__Written problem__.
Exactly reproduce the line containing "Read out every word on this page." together with every line after it, through the end of the entries, and give nothing more.

# # # # #

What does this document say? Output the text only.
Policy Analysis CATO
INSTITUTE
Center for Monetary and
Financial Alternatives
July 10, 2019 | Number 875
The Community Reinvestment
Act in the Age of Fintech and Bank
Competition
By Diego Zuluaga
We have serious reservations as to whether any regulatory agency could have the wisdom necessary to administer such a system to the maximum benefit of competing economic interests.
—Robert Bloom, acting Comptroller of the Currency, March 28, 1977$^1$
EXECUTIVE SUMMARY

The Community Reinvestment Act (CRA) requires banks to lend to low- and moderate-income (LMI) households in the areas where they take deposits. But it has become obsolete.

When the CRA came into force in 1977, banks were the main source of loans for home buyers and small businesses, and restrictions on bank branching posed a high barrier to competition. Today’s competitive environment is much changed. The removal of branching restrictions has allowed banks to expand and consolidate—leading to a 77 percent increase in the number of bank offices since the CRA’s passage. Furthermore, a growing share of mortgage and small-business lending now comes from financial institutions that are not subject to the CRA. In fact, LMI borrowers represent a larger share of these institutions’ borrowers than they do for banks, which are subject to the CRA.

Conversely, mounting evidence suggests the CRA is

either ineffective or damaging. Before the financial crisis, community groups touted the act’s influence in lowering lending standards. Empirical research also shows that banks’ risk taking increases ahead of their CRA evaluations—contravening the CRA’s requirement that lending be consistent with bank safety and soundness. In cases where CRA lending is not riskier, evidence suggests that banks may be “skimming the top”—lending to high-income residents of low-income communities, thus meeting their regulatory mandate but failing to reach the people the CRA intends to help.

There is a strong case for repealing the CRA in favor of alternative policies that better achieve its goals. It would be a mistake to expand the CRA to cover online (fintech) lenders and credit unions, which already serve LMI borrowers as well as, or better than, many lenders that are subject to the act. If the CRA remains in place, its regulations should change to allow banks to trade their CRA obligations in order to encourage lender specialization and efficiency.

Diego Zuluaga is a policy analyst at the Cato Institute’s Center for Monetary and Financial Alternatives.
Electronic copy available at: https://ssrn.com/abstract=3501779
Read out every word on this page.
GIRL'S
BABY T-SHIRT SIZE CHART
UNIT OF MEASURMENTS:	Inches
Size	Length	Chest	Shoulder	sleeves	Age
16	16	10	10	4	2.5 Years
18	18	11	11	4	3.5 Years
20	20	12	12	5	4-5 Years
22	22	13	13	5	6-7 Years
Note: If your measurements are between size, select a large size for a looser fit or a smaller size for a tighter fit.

# # # # #

__Exercise answer__.
Read out every word on this page.
GIRL'S
BABY T-SHIRT SIZE CHART
UNIT OF MEASURMENTS:	Inches
Size	Length	Chest	Shoulder	sleeves	Age
16	16	10	10	4	2.5 Years
18	18	11	11	4	3.5 Years
20	20	12	12	5	4-5 Years
22	22	13	13	5	6-7 Years
Note: If your measurements are between size, select a large size for a looser fit or a smaller size for a tighter fit.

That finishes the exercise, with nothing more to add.